**TASK OBJECTIVE**
Copy each record exactly as it reads, leaving out any pictures it holds.
Start DATA FOR THIS TASK
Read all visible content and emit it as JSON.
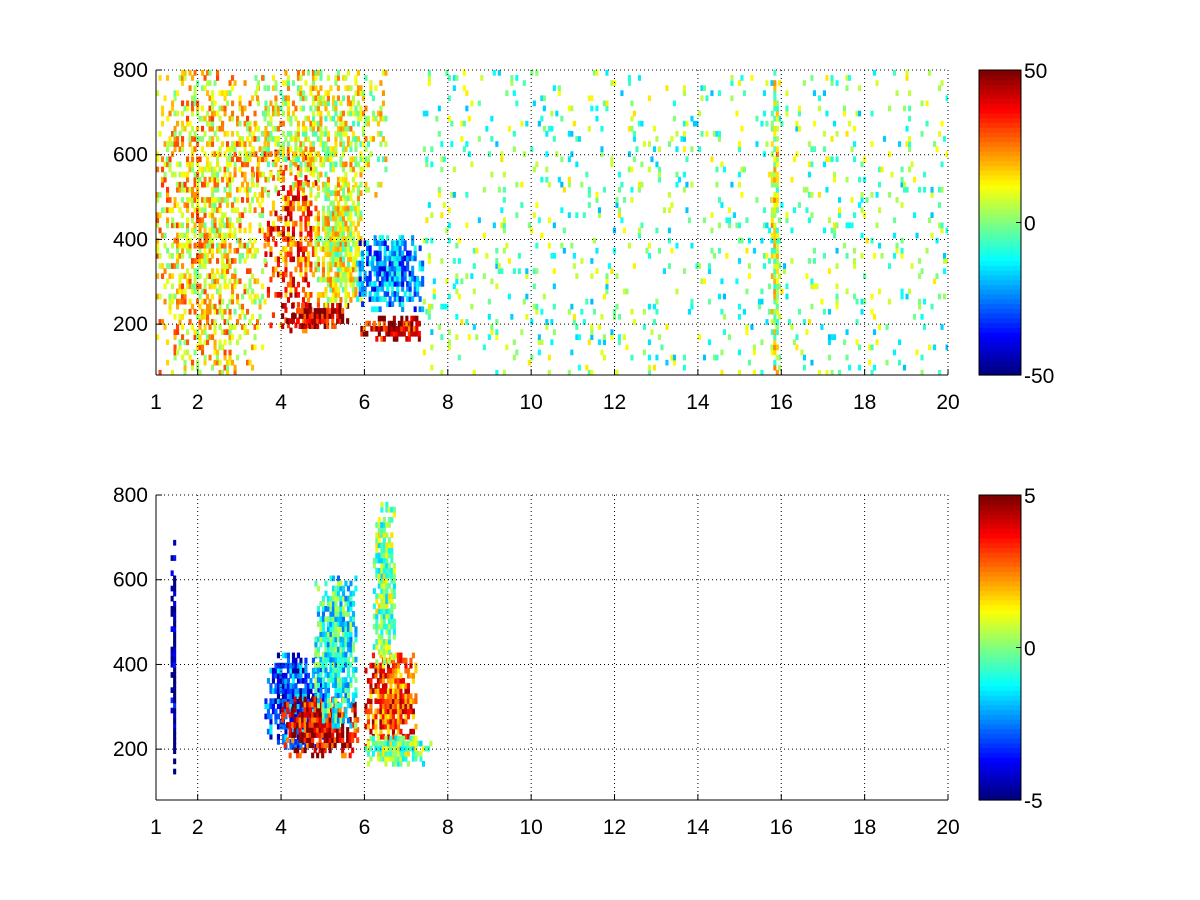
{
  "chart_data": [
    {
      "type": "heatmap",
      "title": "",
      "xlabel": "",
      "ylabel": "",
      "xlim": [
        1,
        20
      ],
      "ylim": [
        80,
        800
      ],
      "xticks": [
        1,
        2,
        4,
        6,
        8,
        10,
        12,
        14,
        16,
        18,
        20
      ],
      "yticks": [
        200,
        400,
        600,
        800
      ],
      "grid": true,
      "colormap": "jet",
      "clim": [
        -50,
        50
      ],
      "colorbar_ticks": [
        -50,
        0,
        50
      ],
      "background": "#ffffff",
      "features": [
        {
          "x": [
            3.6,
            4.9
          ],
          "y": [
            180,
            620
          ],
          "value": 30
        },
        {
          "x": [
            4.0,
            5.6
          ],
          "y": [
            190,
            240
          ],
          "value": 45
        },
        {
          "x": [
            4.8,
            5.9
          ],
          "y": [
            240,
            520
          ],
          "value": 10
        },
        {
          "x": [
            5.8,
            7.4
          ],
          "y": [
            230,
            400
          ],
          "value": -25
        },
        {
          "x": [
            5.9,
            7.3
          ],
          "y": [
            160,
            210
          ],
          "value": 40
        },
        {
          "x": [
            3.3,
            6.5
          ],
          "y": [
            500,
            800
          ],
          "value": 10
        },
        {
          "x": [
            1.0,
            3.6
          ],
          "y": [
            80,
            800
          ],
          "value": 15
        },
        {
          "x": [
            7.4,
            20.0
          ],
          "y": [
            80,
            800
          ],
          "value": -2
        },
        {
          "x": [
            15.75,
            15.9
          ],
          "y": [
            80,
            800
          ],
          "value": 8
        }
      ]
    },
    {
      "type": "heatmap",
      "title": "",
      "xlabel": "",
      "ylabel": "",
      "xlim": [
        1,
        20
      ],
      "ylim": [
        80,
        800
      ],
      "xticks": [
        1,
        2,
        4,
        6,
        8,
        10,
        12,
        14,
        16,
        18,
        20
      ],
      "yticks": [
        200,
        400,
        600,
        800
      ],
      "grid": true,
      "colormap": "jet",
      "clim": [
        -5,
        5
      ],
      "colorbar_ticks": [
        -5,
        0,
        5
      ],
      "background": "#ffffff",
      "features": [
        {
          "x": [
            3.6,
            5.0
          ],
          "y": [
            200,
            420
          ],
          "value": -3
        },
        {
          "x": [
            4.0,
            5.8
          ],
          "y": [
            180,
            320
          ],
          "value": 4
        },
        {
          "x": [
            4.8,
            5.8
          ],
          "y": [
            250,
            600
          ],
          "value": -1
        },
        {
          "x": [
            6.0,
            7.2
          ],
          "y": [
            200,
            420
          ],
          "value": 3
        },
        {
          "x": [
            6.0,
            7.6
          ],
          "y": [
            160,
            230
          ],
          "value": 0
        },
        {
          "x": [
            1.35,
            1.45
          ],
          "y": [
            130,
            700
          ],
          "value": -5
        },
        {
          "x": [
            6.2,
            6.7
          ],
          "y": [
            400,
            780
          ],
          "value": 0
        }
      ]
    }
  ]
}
End DATA FOR THIS TASK
**RESPONSE TO THE EXERCISE**
Read all visible content and emit it as JSON.
{
  "chart_data": [
    {
      "type": "heatmap",
      "title": "",
      "xlabel": "",
      "ylabel": "",
      "xlim": [
        1,
        20
      ],
      "ylim": [
        80,
        800
      ],
      "xticks": [
        1,
        2,
        4,
        6,
        8,
        10,
        12,
        14,
        16,
        18,
        20
      ],
      "yticks": [
        200,
        400,
        600,
        800
      ],
      "grid": true,
      "colormap": "jet",
      "clim": [
        -50,
        50
      ],
      "colorbar_ticks": [
        -50,
        0,
        50
      ],
      "background": "#ffffff",
      "features": [
        {
          "x": [
            3.6,
            4.9
          ],
          "y": [
            180,
            620
          ],
          "value": 30
        },
        {
          "x": [
            4.0,
            5.6
          ],
          "y": [
            190,
            240
          ],
          "value": 45
        },
        {
          "x": [
            4.8,
            5.9
          ],
          "y": [
            240,
            520
          ],
          "value": 10
        },
        {
          "x": [
            5.8,
            7.4
          ],
          "y": [
            230,
            400
          ],
          "value": -25
        },
        {
          "x": [
            5.9,
            7.3
          ],
          "y": [
            160,
            210
          ],
          "value": 40
        },
        {
          "x": [
            3.3,
            6.5
          ],
          "y": [
            500,
            800
          ],
          "value": 10
        },
        {
          "x": [
            1.0,
            3.6
          ],
          "y": [
            80,
            800
          ],
          "value": 15
        },
        {
          "x": [
            7.4,
            20.0
          ],
          "y": [
            80,
            800
          ],
          "value": -2
        },
        {
          "x": [
            15.75,
            15.9
          ],
          "y": [
            80,
            800
          ],
          "value": 8
        }
      ]
    },
    {
      "type": "heatmap",
      "title": "",
      "xlabel": "",
      "ylabel": "",
      "xlim": [
        1,
        20
      ],
      "ylim": [
        80,
        800
      ],
      "xticks": [
        1,
        2,
        4,
        6,
        8,
        10,
        12,
        14,
        16,
        18,
        20
      ],
      "yticks": [
        200,
        400,
        600,
        800
      ],
      "grid": true,
      "colormap": "jet",
      "clim": [
        -5,
        5
      ],
      "colorbar_ticks": [
        -5,
        0,
        5
      ],
      "background": "#ffffff",
      "features": [
        {
          "x": [
            3.6,
            5.0
          ],
          "y": [
            200,
            420
          ],
          "value": -3
        },
        {
          "x": [
            4.0,
            5.8
          ],
          "y": [
            180,
            320
          ],
          "value": 4
        },
        {
          "x": [
            4.8,
            5.8
          ],
          "y": [
            250,
            600
          ],
          "value": -1
        },
        {
          "x": [
            6.0,
            7.2
          ],
          "y": [
            200,
            420
          ],
          "value": 3
        },
        {
          "x": [
            6.0,
            7.6
          ],
          "y": [
            160,
            230
          ],
          "value": 0
        },
        {
          "x": [
            1.35,
            1.45
          ],
          "y": [
            130,
            700
          ],
          "value": -5
        },
        {
          "x": [
            6.2,
            6.7
          ],
          "y": [
            400,
            780
          ],
          "value": 0
        }
      ]
    }
  ]
}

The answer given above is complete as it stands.